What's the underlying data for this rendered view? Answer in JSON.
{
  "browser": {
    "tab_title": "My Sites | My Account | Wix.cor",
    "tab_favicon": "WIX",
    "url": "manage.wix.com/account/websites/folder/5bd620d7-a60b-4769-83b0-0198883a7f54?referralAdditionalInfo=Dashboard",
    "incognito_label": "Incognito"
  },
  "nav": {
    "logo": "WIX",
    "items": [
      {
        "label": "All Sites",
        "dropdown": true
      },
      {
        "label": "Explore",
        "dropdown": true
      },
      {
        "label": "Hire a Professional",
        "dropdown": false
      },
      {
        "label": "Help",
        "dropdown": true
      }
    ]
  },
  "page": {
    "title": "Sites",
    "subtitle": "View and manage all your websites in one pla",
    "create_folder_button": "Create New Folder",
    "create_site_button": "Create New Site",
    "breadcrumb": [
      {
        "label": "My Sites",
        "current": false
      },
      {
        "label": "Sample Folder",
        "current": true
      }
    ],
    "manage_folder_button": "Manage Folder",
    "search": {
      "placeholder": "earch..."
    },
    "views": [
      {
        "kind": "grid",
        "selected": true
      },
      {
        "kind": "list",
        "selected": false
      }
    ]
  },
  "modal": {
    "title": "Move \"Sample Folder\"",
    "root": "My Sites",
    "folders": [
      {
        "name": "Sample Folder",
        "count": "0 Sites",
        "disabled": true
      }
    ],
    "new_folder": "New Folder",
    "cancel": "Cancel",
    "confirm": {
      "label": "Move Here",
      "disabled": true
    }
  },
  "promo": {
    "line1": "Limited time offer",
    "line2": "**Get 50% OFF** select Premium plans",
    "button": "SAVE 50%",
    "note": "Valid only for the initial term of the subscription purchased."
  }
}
--
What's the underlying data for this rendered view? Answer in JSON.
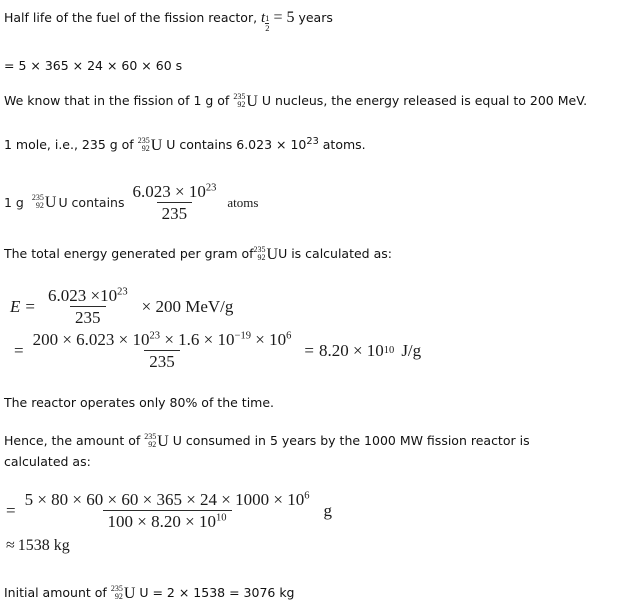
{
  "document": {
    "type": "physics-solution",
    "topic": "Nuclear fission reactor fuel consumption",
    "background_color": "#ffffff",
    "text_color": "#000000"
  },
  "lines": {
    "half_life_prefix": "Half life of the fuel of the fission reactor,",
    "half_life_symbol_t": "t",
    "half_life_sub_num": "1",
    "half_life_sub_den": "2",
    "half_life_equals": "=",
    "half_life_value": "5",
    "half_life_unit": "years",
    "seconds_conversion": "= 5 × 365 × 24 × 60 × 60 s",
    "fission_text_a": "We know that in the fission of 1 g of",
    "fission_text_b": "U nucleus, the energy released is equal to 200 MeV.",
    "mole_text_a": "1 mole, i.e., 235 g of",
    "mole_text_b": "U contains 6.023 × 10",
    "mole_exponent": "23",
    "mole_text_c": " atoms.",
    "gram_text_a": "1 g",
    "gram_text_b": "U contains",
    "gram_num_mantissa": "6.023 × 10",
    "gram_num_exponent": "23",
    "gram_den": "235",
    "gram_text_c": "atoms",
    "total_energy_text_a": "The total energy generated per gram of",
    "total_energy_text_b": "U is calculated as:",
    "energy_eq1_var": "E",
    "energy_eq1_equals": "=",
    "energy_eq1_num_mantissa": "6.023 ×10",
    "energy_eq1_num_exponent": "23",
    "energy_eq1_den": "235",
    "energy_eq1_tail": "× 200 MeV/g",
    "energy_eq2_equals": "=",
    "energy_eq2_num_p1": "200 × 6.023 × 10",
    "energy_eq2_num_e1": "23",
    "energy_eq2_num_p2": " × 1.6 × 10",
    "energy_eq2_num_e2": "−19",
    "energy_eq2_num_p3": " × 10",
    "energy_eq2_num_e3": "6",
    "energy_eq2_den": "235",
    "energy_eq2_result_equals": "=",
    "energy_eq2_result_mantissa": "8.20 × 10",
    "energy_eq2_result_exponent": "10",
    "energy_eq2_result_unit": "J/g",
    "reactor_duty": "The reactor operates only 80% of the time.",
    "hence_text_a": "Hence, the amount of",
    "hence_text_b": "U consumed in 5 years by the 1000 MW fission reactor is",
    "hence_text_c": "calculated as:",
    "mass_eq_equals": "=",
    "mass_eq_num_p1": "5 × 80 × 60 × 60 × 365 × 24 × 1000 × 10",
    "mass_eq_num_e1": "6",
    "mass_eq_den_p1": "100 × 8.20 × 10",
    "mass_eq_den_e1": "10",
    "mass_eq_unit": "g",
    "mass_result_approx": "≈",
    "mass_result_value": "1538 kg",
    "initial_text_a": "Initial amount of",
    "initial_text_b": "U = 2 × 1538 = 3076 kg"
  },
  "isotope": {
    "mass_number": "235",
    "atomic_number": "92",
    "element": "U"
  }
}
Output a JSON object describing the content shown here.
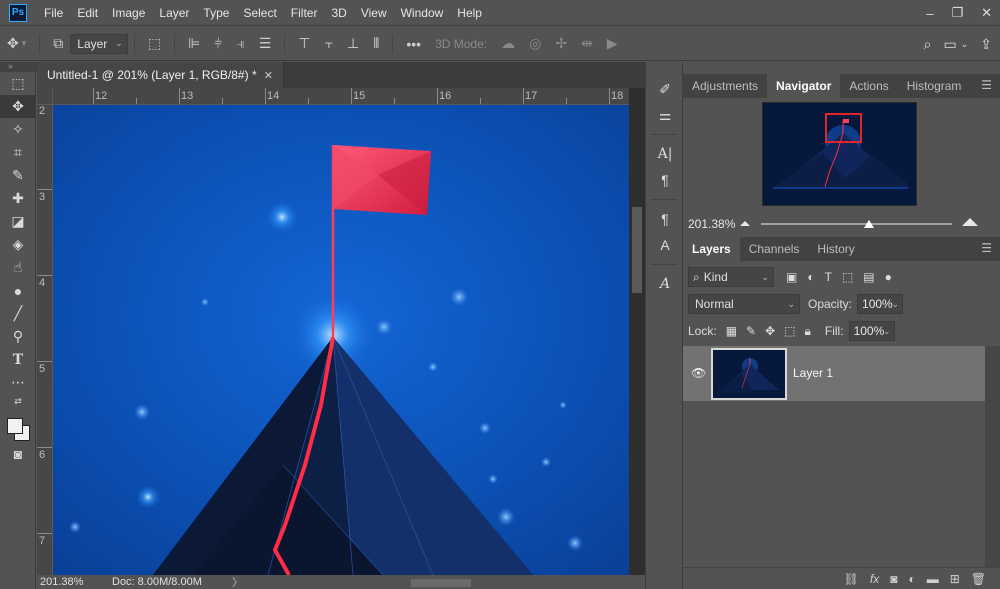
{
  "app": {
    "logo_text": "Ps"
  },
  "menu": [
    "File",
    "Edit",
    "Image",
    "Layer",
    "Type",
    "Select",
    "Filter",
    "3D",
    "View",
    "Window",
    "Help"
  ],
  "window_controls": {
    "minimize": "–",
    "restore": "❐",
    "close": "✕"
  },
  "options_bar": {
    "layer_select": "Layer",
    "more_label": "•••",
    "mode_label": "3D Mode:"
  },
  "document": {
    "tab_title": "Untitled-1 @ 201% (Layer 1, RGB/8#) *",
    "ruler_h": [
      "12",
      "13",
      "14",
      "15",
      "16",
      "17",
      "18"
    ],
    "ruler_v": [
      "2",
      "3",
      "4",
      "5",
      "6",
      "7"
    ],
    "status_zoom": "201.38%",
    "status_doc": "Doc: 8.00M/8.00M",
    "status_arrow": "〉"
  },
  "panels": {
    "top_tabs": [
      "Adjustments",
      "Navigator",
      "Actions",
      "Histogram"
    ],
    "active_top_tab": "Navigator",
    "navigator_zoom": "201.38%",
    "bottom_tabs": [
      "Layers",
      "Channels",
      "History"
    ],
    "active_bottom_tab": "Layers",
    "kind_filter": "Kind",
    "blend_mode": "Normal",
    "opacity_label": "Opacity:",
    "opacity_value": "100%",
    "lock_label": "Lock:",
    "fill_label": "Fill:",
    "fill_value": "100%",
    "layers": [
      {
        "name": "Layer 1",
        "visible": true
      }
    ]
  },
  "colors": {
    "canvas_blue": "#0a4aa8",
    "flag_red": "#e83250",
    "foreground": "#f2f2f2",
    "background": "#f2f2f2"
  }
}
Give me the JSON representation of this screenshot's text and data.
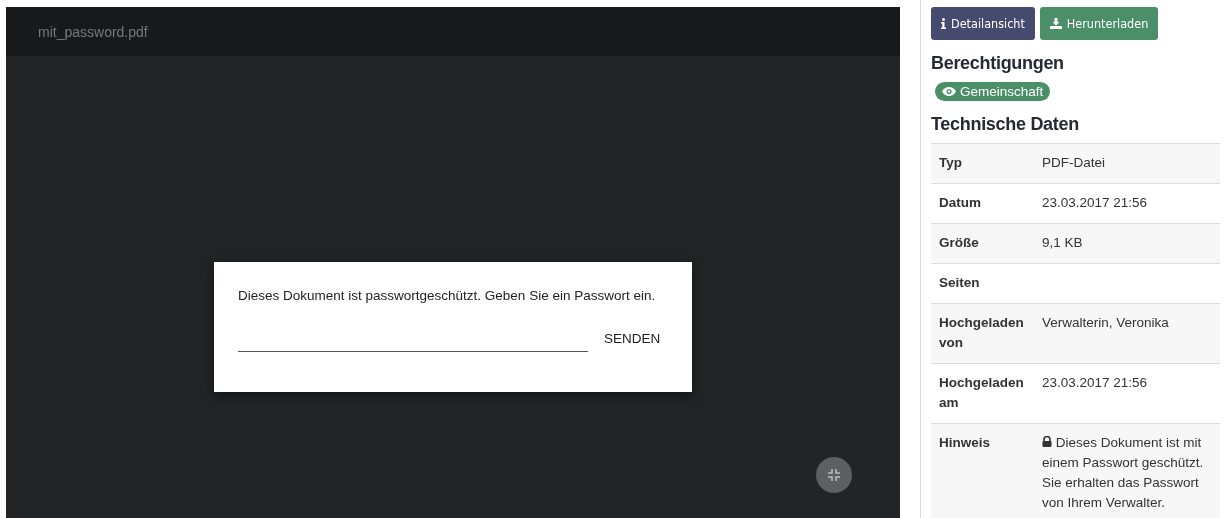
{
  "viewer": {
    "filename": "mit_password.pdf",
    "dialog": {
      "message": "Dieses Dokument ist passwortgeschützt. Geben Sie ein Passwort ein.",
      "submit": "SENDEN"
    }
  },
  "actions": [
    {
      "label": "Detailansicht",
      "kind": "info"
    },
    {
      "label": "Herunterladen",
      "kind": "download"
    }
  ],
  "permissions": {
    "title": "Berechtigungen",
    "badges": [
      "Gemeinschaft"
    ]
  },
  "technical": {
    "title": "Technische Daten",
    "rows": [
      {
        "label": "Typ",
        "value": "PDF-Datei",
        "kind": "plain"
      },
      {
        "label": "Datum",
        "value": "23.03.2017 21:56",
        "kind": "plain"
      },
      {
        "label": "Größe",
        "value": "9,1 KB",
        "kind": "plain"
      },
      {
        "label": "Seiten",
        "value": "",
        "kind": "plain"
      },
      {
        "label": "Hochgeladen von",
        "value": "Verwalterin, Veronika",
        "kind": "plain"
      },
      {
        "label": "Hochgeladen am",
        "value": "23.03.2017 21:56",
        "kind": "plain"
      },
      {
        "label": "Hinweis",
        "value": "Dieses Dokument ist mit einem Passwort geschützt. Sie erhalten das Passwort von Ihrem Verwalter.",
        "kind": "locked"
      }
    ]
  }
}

Aim | Find each line holding the word "time" and copy it.

Task output |
    "line1": "Limited time offer",
    "reactor_duty": "The reactor operates only 80% of the time.",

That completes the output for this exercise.